* [SHORT TASK]:
Give the entries back exactly, dropping each image.

— START RECORDS SHOWN —

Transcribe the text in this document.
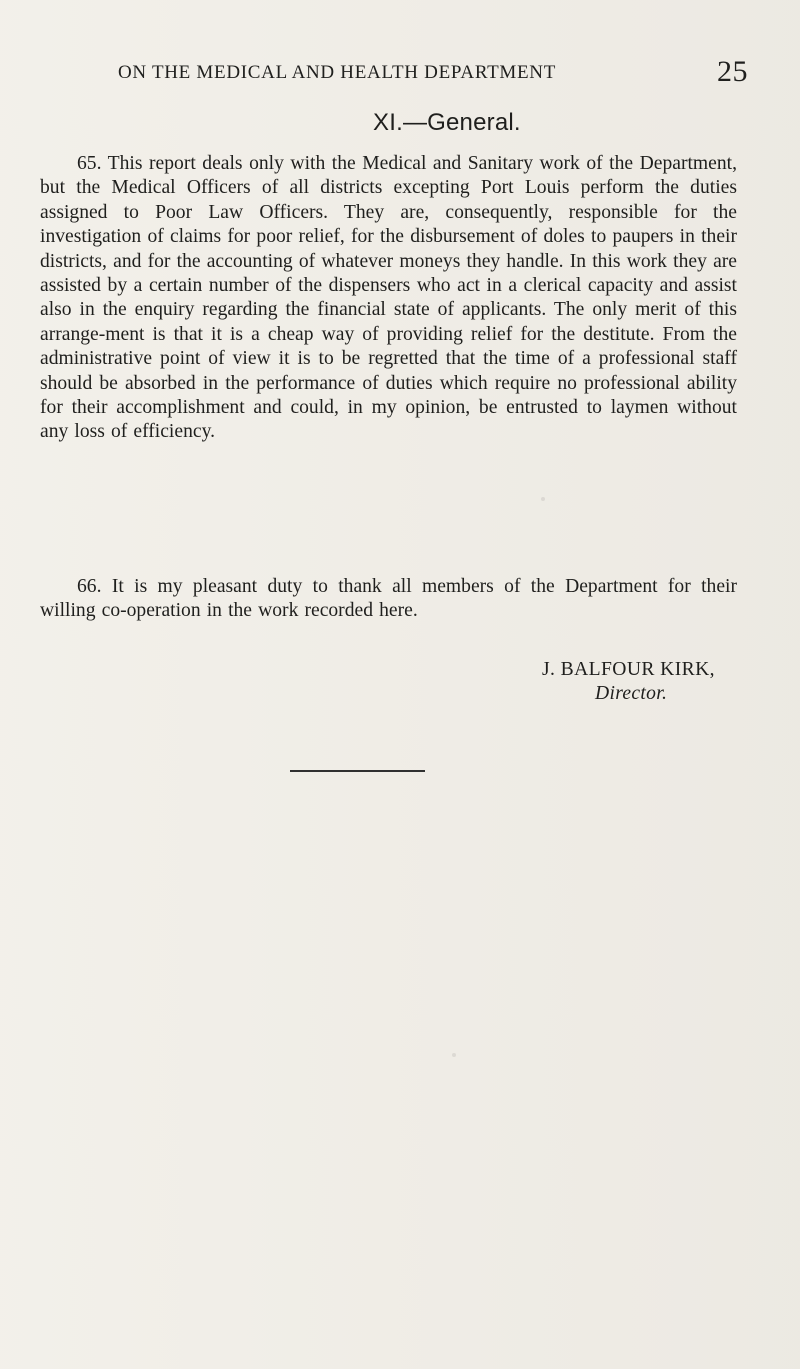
ON THE MEDICAL AND HEALTH DEPARTMENT	25
XI.—General.

65. This report deals only with the Medical and Sanitary work of the Department, but the Medical Officers of all districts excepting Port Louis perform the duties assigned to Poor Law Officers. They are, consequently, responsible for the investigation of claims for poor relief, for the disbursement of doles to paupers in their districts, and for the accounting of whatever moneys they handle. In this work they are assisted by a certain number of the dispensers who act in a clerical capacity and assist also in the enquiry regarding the financial state of applicants. The only merit of this arrange-ment is that it is a cheap way of providing relief for the destitute. From the administrative point of view it is to be regretted that the time of a professional staff should be absorbed in the performance of duties which require no professional ability for their accomplishment and could, in my opinion, be entrusted to laymen without any loss of efficiency.

66. It is my pleasant duty to thank all members of the Department for their willing co-operation in the work recorded here.

J. BALFOUR KIRK,
Director.
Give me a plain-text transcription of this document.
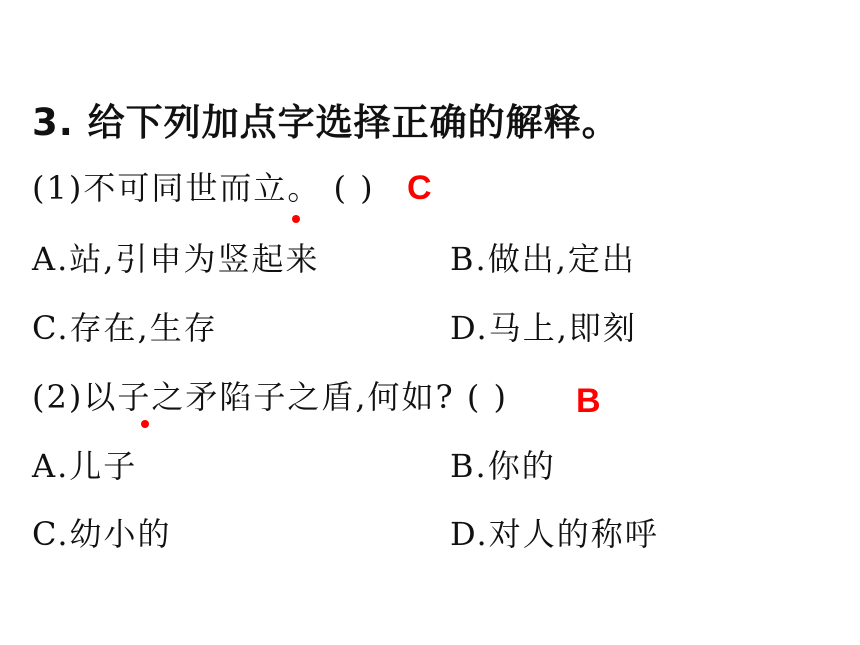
3. 给下列加点字选择正确的解释。
(1)不可同世而立。 ( ) C
A.站,引申为竖起来	B.做出,定出
C.存在,生存	D.马上,即刻
(2)以子之矛陷子之盾,何如? ( ) B
A.儿子	B.你的
C.幼小的	D.对人的称呼
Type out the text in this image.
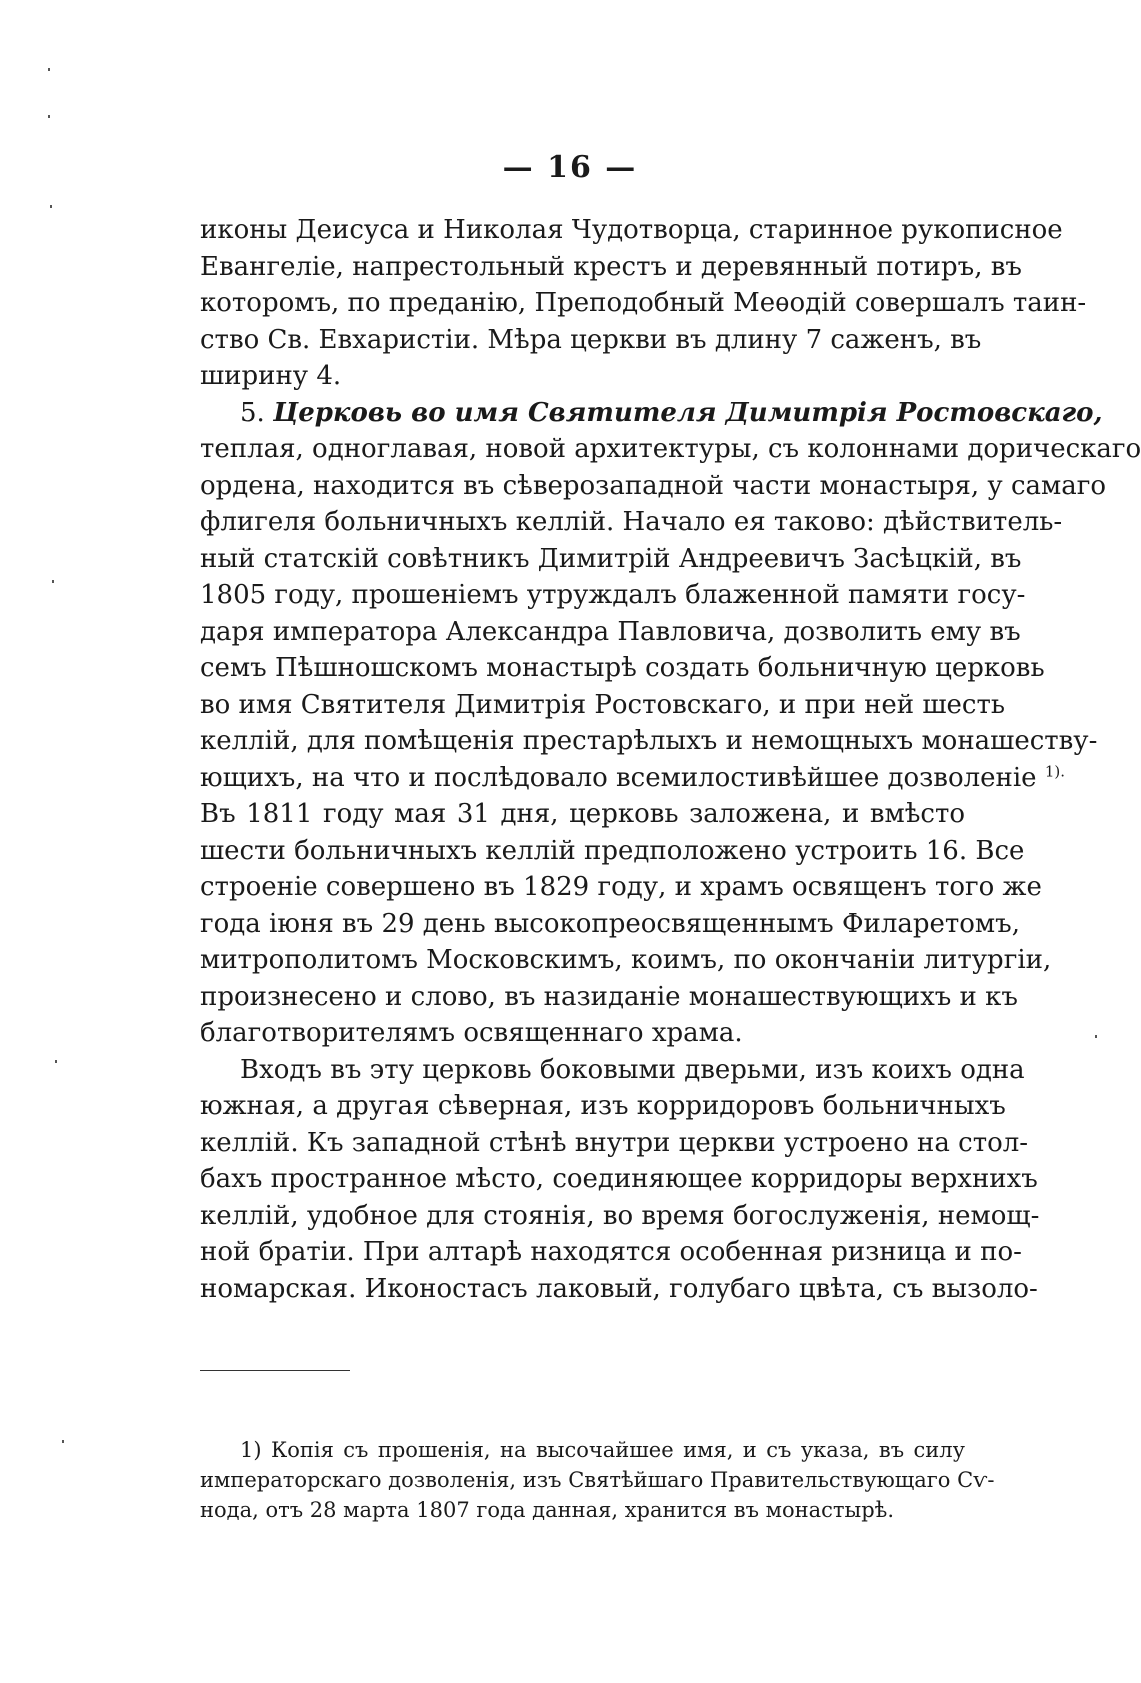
— 16 —
иконы Деисуса и Николая Чудотворца, старинное рукописное
Евангеліе, напрестольный крестъ и деревянный потиръ, въ
которомъ, по преданію, Преподобный Меѳодій совершалъ таин-
ство Св. Евхаристіи. Мѣра церкви въ длину 7 саженъ, въ
ширину 4.
5. Церковь во имя Святителя Димитрія Ростовскаго,
теплая, одноглавая, новой архитектуры, съ колоннами дорическаго
ордена, находится въ сѣверозападной части монастыря, у самаго
флигеля больничныхъ келлій. Начало ея таково: дѣйствитель-
ный статскій совѣтникъ Димитрій Андреевичъ Засѣцкій, въ
1805 году, прошеніемъ утруждалъ блаженной памяти госу-
даря императора Александра Павловича, дозволить ему въ
семъ Пѣшношскомъ монастырѣ создать больничную церковь
во имя Святителя Димитрія Ростовскаго, и при ней шесть
келлій, для помѣщенія престарѣлыхъ и немощныхъ монашеству-
ющихъ, на что и послѣдовало всемилостивѣйшее дозволеніе $^{1).}$
Въ 1811 году мая 31 дня, церковь заложена, и вмѣсто
шести больничныхъ келлій предположено устроить 16. Все
строеніе совершено въ 1829 году, и храмъ освященъ того же
года іюня въ 29 день высокопреосвященнымъ Филаретомъ,
митрополитомъ Московскимъ, коимъ, по окончаніи литургіи,
произнесено и слово, въ назиданіе монашествующихъ и къ
благотворителямъ освященнаго храма.
Входъ въ эту церковь боковыми дверьми, изъ коихъ одна
южная, а другая сѣверная, изъ корридоровъ больничныхъ
келлій. Къ западной стѣнѣ внутри церкви устроено на стол-
бахъ пространное мѣсто, соединяющее корридоры верхнихъ
келлій, удобное для стоянія, во время богослуженія, немощ-
ной братіи. При алтарѣ находятся особенная ризница и по-
номарская. Иконостасъ лаковый, голубаго цвѣта, съ вызоло-
1) Копія съ прошенія, на высочайшее имя, и съ указа, въ силу
императорскаго дозволенія, изъ Святѣйшаго Правительствующаго Сѵ-
нода, отъ 28 марта 1807 года данная, хранится въ монастырѣ.
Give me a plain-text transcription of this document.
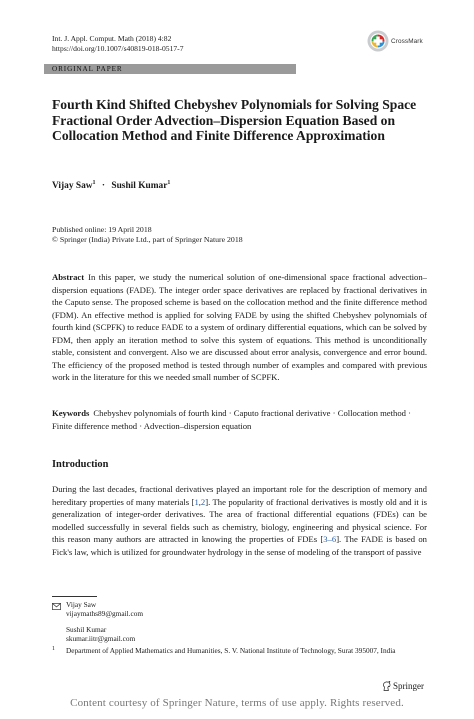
Int. J. Appl. Comput. Math (2018) 4:82
https://doi.org/10.1007/s40819-018-0517-7
CrossMark
ORIGINAL PAPER
Fourth Kind Shifted Chebyshev Polynomials for Solving Space Fractional Order Advection–Dispersion Equation Based on Collocation Method and Finite Difference Approximation
Vijay Saw$^1$ · Sushil Kumar$^1$
Published online: 19 April 2018
© Springer (India) Private Ltd., part of Springer Nature 2018
Abstract In this paper, we study the numerical solution of one-dimensional space fractional advection–dispersion equations (FADE). The integer order space derivatives are replaced by fractional derivatives in the Caputo sense. The proposed scheme is based on the collocation method and the finite difference method (FDM). An effective method is applied for solving FADE by using the shifted Chebyshev polynomials of fourth kind (SCPFK) to reduce FADE to a system of ordinary differential equations, which can be solved by FDM, then apply an iteration method to solve this system of equations. This method is unconditionally stable, consistent and convergent. Also we are discussed about error analysis, convergence and error bound. The efficiency of the proposed method is tested through number of examples and compared with previous work in the literature for this we needed small number of SCPFK.
Keywords Chebyshev polynomials of fourth kind · Caputo fractional derivative · Collocation method · Finite difference method · Advection–dispersion equation
Introduction
During the last decades, fractional derivatives played an important role for the description of memory and hereditary properties of many materials [1,2]. The popularity of fractional derivatives is mostly old and it is generalization of integer-order derivatives. The area of fractional differential equations (FDEs) can be modelled successfully in several fields such as chemistry, biology, engineering and physical science. For this reason many authors are attracted in knowing the properties of FDEs [3–6]. The FADE is based on Fick's law, which is utilized for groundwater hydrology in the sense of modeling of the transport of passive
Vijay Saw
vijaymaths89@gmail.com
Sushil Kumar
skumar.iitr@gmail.com
1 Department of Applied Mathematics and Humanities, S. V. National Institute of Technology, Surat 395007, India
Springer
Content courtesy of Springer Nature, terms of use apply. Rights reserved.
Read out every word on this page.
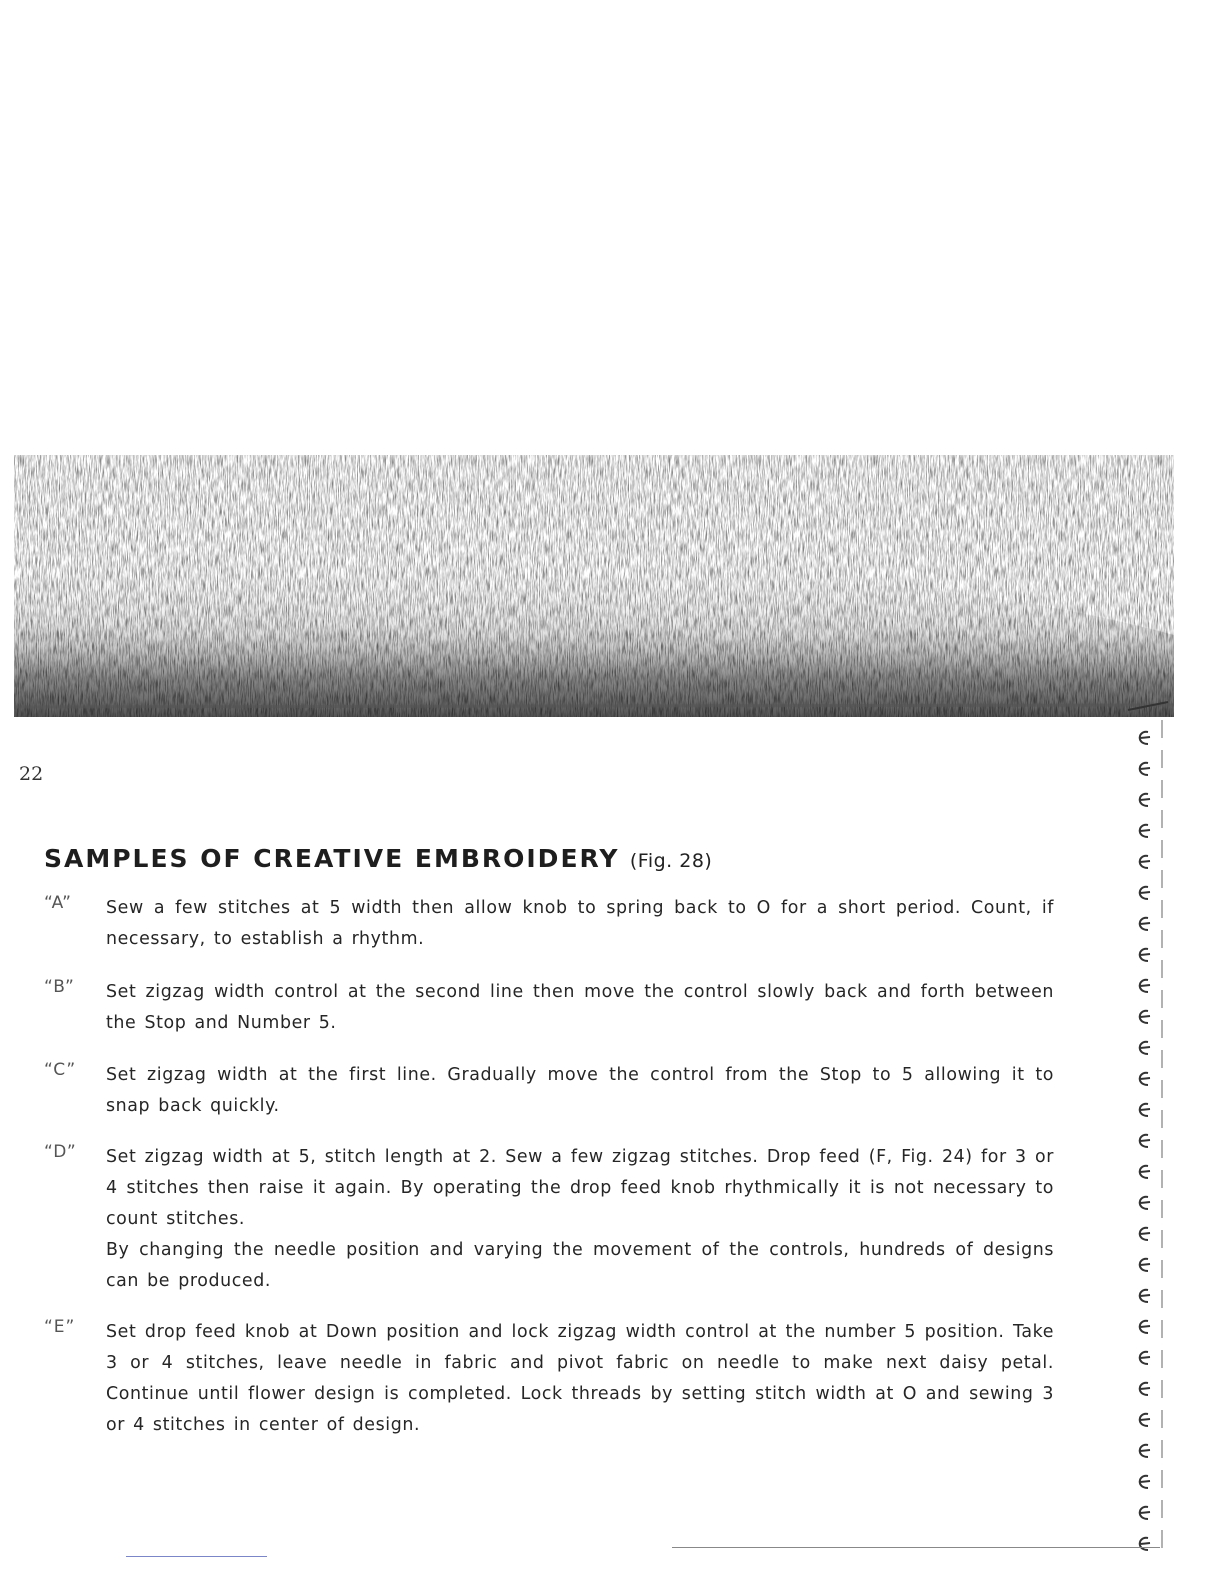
22
SAMPLES OF CREATIVE EMBROIDERY (Fig. 28)
“A”	Sew a few stitches at 5 width then allow knob to spring back to O for a short period. Count, if necessary, to establish a rhythm.

“B”	Set zigzag width control at the second line then move the control slowly back and forth between the Stop and Number 5.

“C”	Set zigzag width at the first line. Gradually move the control from the Stop to 5 allowing it to snap back quickly.

“D”	Set zigzag width at 5, stitch length at 2. Sew a few zigzag stitches. Drop feed (F, Fig. 24) for 3 or 4 stitches then raise it again. By operating the drop feed knob rhythmically it is not necessary to count stitches.

By changing the needle position and varying the movement of the controls, hundreds of designs can be produced.

“E”	Set drop feed knob at Down position and lock zigzag width control at the number 5 position. Take 3 or 4 stitches, leave needle in fabric and pivot fabric on needle to make next daisy petal. Continue until flower design is completed. Lock threads by setting stitch width at O and sewing 3 or 4 stitches in center of design.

— END RECORDS SHOWN —

* [RESULT FOR THIS TASK]:
Transcribe the text in this document.
ON THE MEDICAL AND HEALTH DEPARTMENT	25
XI.—General.

65. This report deals only with the Medical and Sanitary work of the Department, but the Medical Officers of all districts excepting Port Louis perform the duties assigned to Poor Law Officers. They are, consequently, responsible for the investigation of claims for poor relief, for the disbursement of doles to paupers in their districts, and for the accounting of whatever moneys they handle. In this work they are assisted by a certain number of the dispensers who act in a clerical capacity and assist also in the enquiry regarding the financial state of applicants. The only merit of this arrange-ment is that it is a cheap way of providing relief for the destitute. From the administrative point of view it is to be regretted that the time of a professional staff should be absorbed in the performance of duties which require no professional ability for their accomplishment and could, in my opinion, be entrusted to laymen without any loss of efficiency.

66. It is my pleasant duty to thank all members of the Department for their willing co-operation in the work recorded here.

J. BALFOUR KIRK,
Director.
Give me a plain-text transcription of this document.
3. 给下列加点字选择正确的解释。
(1)不可同世而立。 ( ) C
A.站,引申为竖起来	B.做出,定出
C.存在,生存	D.马上,即刻
(2)以子之矛陷子之盾,何如? ( ) B
A.儿子	B.你的
C.幼小的	D.对人的称呼
Type out the text in this image.
— 16 —
иконы Деисуса и Николая Чудотворца, старинное рукописное
Евангеліе, напрестольный крестъ и деревянный потиръ, въ
которомъ, по преданію, Преподобный Меѳодій совершалъ таин-
ство Св. Евхаристіи. Мѣра церкви въ длину 7 саженъ, въ
ширину 4.
5. Церковь во имя Святителя Димитрія Ростовскаго,
теплая, одноглавая, новой архитектуры, съ колоннами дорическаго
ордена, находится въ сѣверозападной части монастыря, у самаго
флигеля больничныхъ келлій. Начало ея таково: дѣйствитель-
ный статскій совѣтникъ Димитрій Андреевичъ Засѣцкій, въ
1805 году, прошеніемъ утруждалъ блаженной памяти госу-
даря императора Александра Павловича, дозволить ему въ
семъ Пѣшношскомъ монастырѣ создать больничную церковь
во имя Святителя Димитрія Ростовскаго, и при ней шесть
келлій, для помѣщенія престарѣлыхъ и немощныхъ монашеству-
ющихъ, на что и послѣдовало всемилостивѣйшее дозволеніе $^{1).}$
Въ 1811 году мая 31 дня, церковь заложена, и вмѣсто
шести больничныхъ келлій предположено устроить 16. Все
строеніе совершено въ 1829 году, и храмъ освященъ того же
года іюня въ 29 день высокопреосвященнымъ Филаретомъ,
митрополитомъ Московскимъ, коимъ, по окончаніи литургіи,
произнесено и слово, въ назиданіе монашествующихъ и къ
благотворителямъ освященнаго храма.
Входъ въ эту церковь боковыми дверьми, изъ коихъ одна
южная, а другая сѣверная, изъ корридоровъ больничныхъ
келлій. Къ западной стѣнѣ внутри церкви устроено на стол-
бахъ пространное мѣсто, соединяющее корридоры верхнихъ
келлій, удобное для стоянія, во время богослуженія, немощ-
ной братіи. При алтарѣ находятся особенная ризница и по-
номарская. Иконостасъ лаковый, голубаго цвѣта, съ вызоло-
1) Копія съ прошенія, на высочайшее имя, и съ указа, въ силу
императорскаго дозволенія, изъ Святѣйшаго Правительствующаго Сѵ-
нода, отъ 28 марта 1807 года данная, хранится въ монастырѣ.
Give me a plain-text transcription of this document.
Int. J. Appl. Comput. Math (2018) 4:82
https://doi.org/10.1007/s40819-018-0517-7
CrossMark
ORIGINAL PAPER
Fourth Kind Shifted Chebyshev Polynomials for Solving Space Fractional Order Advection–Dispersion Equation Based on Collocation Method and Finite Difference Approximation
Vijay Saw$^1$ · Sushil Kumar$^1$
Published online: 19 April 2018
© Springer (India) Private Ltd., part of Springer Nature 2018
Abstract In this paper, we study the numerical solution of one-dimensional space fractional advection–dispersion equations (FADE). The integer order space derivatives are replaced by fractional derivatives in the Caputo sense. The proposed scheme is based on the collocation method and the finite difference method (FDM). An effective method is applied for solving FADE by using the shifted Chebyshev polynomials of fourth kind (SCPFK) to reduce FADE to a system of ordinary differential equations, which can be solved by FDM, then apply an iteration method to solve this system of equations. This method is unconditionally stable, consistent and convergent. Also we are discussed about error analysis, convergence and error bound. The efficiency of the proposed method is tested through number of examples and compared with previous work in the literature for this we needed small number of SCPFK.
Keywords Chebyshev polynomials of fourth kind · Caputo fractional derivative · Collocation method · Finite difference method · Advection–dispersion equation
Introduction
During the last decades, fractional derivatives played an important role for the description of memory and hereditary properties of many materials [1,2]. The popularity of fractional derivatives is mostly old and it is generalization of integer-order derivatives. The area of fractional differential equations (FDEs) can be modelled successfully in several fields such as chemistry, biology, engineering and physical science. For this reason many authors are attracted in knowing the properties of FDEs [3–6]. The FADE is based on Fick's law, which is utilized for groundwater hydrology in the sense of modeling of the transport of passive
Vijay Saw
vijaymaths89@gmail.com
Sushil Kumar
skumar.iitr@gmail.com
1 Department of Applied Mathematics and Humanities, S. V. National Institute of Technology, Surat 395007, India
Springer
Content courtesy of Springer Nature, terms of use apply. Rights reserved.
Read out every word on this page.
22
SAMPLES OF CREATIVE EMBROIDERY (Fig. 28)
“A”	Sew a few stitches at 5 width then allow knob to spring back to O for a short period. Count, if necessary, to establish a rhythm.

“B”	Set zigzag width control at the second line then move the control slowly back and forth between the Stop and Number 5.

“C”	Set zigzag width at the first line. Gradually move the control from the Stop to 5 allowing it to snap back quickly.

“D”	Set zigzag width at 5, stitch length at 2. Sew a few zigzag stitches. Drop feed (F, Fig. 24) for 3 or 4 stitches then raise it again. By operating the drop feed knob rhythmically it is not necessary to count stitches.

By changing the needle position and varying the movement of the controls, hundreds of designs can be produced.

“E”	Set drop feed knob at Down position and lock zigzag width control at the number 5 position. Take 3 or 4 stitches, leave needle in fabric and pivot fabric on needle to make next daisy petal. Continue until flower design is completed. Lock threads by setting stitch width at O and sewing 3 or 4 stitches in center of design.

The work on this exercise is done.